■ **WHAT YOU ARE ASKED TO DO**: Reproduce the records below in their entirety, character for character.

Extracted data entries:

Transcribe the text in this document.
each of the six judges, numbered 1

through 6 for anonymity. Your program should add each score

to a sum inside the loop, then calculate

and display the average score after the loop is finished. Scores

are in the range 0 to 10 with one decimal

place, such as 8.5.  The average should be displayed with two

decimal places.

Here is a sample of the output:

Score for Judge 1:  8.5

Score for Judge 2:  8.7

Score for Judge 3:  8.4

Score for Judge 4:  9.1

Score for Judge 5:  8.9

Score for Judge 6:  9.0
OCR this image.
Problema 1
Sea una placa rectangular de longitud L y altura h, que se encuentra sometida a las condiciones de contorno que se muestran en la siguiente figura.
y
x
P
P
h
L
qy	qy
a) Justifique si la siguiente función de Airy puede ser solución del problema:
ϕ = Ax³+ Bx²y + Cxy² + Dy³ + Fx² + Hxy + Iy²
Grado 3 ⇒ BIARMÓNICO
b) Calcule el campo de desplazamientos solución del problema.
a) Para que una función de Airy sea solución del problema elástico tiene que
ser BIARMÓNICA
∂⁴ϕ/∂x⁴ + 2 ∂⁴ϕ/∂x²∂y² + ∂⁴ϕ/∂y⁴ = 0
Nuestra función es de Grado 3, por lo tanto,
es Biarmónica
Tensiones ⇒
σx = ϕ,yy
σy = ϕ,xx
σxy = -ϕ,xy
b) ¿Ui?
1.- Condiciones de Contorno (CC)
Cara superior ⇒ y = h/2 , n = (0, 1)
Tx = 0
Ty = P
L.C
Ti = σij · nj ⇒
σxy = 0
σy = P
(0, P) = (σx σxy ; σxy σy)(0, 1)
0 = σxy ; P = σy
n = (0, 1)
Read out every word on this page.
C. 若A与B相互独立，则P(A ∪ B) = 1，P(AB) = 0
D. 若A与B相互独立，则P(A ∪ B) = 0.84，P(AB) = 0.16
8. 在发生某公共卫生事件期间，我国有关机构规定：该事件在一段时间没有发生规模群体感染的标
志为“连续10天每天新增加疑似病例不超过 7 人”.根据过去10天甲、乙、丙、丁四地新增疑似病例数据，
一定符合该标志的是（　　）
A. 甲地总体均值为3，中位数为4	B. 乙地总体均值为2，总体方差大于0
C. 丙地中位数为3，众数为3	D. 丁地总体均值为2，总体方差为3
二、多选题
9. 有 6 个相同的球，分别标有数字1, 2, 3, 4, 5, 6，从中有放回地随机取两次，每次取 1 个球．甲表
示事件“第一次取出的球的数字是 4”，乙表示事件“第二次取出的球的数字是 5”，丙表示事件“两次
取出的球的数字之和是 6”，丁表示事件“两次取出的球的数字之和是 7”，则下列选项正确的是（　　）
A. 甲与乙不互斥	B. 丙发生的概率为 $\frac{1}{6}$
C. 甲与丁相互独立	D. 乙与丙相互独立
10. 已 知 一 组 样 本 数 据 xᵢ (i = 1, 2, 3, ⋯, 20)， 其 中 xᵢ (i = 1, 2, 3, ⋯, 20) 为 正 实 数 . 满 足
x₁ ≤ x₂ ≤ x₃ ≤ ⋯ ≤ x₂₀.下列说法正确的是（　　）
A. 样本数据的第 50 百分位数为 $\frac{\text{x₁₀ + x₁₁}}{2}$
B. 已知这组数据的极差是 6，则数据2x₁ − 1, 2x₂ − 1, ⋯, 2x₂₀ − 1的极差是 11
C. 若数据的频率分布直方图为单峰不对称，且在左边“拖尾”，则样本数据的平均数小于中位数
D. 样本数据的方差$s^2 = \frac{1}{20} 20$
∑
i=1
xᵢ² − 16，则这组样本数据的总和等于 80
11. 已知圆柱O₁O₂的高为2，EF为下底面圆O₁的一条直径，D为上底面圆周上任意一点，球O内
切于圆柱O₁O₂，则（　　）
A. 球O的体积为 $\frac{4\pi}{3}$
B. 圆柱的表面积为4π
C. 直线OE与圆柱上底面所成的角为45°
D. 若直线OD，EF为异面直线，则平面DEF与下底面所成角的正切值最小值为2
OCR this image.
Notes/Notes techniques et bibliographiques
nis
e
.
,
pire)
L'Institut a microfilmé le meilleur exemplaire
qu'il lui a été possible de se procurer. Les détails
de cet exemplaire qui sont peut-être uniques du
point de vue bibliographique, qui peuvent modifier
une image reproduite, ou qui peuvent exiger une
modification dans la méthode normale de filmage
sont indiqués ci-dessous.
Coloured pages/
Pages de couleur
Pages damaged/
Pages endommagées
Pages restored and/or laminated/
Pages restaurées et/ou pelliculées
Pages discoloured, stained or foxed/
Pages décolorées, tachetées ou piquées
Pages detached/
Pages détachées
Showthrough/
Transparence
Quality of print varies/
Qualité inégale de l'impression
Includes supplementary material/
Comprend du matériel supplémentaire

■ **CORRECT OUTPUT**:
Transcribe the text in this document.
each of the six judges, numbered 1

through 6 for anonymity. Your program should add each score

to a sum inside the loop, then calculate

and display the average score after the loop is finished. Scores

are in the range 0 to 10 with one decimal

place, such as 8.5.  The average should be displayed with two

decimal places.

Here is a sample of the output:

Score for Judge 1:  8.5

Score for Judge 2:  8.7

Score for Judge 3:  8.4

Score for Judge 4:  9.1

Score for Judge 5:  8.9

Score for Judge 6:  9.0
OCR this image.
Problema 1
Sea una placa rectangular de longitud L y altura h, que se encuentra sometida a las condiciones de contorno que se muestran en la siguiente figura.
y
x
P
P
h
L
qy	qy
a) Justifique si la siguiente función de Airy puede ser solución del problema:
ϕ = Ax³+ Bx²y + Cxy² + Dy³ + Fx² + Hxy + Iy²
Grado 3 ⇒ BIARMÓNICO
b) Calcule el campo de desplazamientos solución del problema.
a) Para que una función de Airy sea solución del problema elástico tiene que
ser BIARMÓNICA
∂⁴ϕ/∂x⁴ + 2 ∂⁴ϕ/∂x²∂y² + ∂⁴ϕ/∂y⁴ = 0
Nuestra función es de Grado 3, por lo tanto,
es Biarmónica
Tensiones ⇒
σx = ϕ,yy
σy = ϕ,xx
σxy = -ϕ,xy
b) ¿Ui?
1.- Condiciones de Contorno (CC)
Cara superior ⇒ y = h/2 , n = (0, 1)
Tx = 0
Ty = P
L.C
Ti = σij · nj ⇒
σxy = 0
σy = P
(0, P) = (σx σxy ; σxy σy)(0, 1)
0 = σxy ; P = σy
n = (0, 1)
Read out every word on this page.
C. 若A与B相互独立，则P(A ∪ B) = 1，P(AB) = 0
D. 若A与B相互独立，则P(A ∪ B) = 0.84，P(AB) = 0.16
8. 在发生某公共卫生事件期间，我国有关机构规定：该事件在一段时间没有发生规模群体感染的标
志为“连续10天每天新增加疑似病例不超过 7 人”.根据过去10天甲、乙、丙、丁四地新增疑似病例数据，
一定符合该标志的是（　　）
A. 甲地总体均值为3，中位数为4	B. 乙地总体均值为2，总体方差大于0
C. 丙地中位数为3，众数为3	D. 丁地总体均值为2，总体方差为3
二、多选题
9. 有 6 个相同的球，分别标有数字1, 2, 3, 4, 5, 6，从中有放回地随机取两次，每次取 1 个球．甲表
示事件“第一次取出的球的数字是 4”，乙表示事件“第二次取出的球的数字是 5”，丙表示事件“两次
取出的球的数字之和是 6”，丁表示事件“两次取出的球的数字之和是 7”，则下列选项正确的是（　　）
A. 甲与乙不互斥	B. 丙发生的概率为 $\frac{1}{6}$
C. 甲与丁相互独立	D. 乙与丙相互独立
10. 已 知 一 组 样 本 数 据 xᵢ (i = 1, 2, 3, ⋯, 20)， 其 中 xᵢ (i = 1, 2, 3, ⋯, 20) 为 正 实 数 . 满 足
x₁ ≤ x₂ ≤ x₃ ≤ ⋯ ≤ x₂₀.下列说法正确的是（　　）
A. 样本数据的第 50 百分位数为 $\frac{\text{x₁₀ + x₁₁}}{2}$
B. 已知这组数据的极差是 6，则数据2x₁ − 1, 2x₂ − 1, ⋯, 2x₂₀ − 1的极差是 11
C. 若数据的频率分布直方图为单峰不对称，且在左边“拖尾”，则样本数据的平均数小于中位数
D. 样本数据的方差$s^2 = \frac{1}{20} 20$
∑
i=1
xᵢ² − 16，则这组样本数据的总和等于 80
11. 已知圆柱O₁O₂的高为2，EF为下底面圆O₁的一条直径，D为上底面圆周上任意一点，球O内
切于圆柱O₁O₂，则（　　）
A. 球O的体积为 $\frac{4\pi}{3}$
B. 圆柱的表面积为4π
C. 直线OE与圆柱上底面所成的角为45°
D. 若直线OD，EF为异面直线，则平面DEF与下底面所成角的正切值最小值为2
OCR this image.
Notes/Notes techniques et bibliographiques
nis
e
.
,
pire)
L'Institut a microfilmé le meilleur exemplaire
qu'il lui a été possible de se procurer. Les détails
de cet exemplaire qui sont peut-être uniques du
point de vue bibliographique, qui peuvent modifier
une image reproduite, ou qui peuvent exiger une
modification dans la méthode normale de filmage
sont indiqués ci-dessous.
Coloured pages/
Pages de couleur
Pages damaged/
Pages endommagées
Pages restored and/or laminated/
Pages restaurées et/ou pelliculées
Pages discoloured, stained or foxed/
Pages décolorées, tachetées ou piquées
Pages detached/
Pages détachées
Showthrough/
Transparence
Quality of print varies/
Qualité inégale de l'impression
Includes supplementary material/
Comprend du matériel supplémentaire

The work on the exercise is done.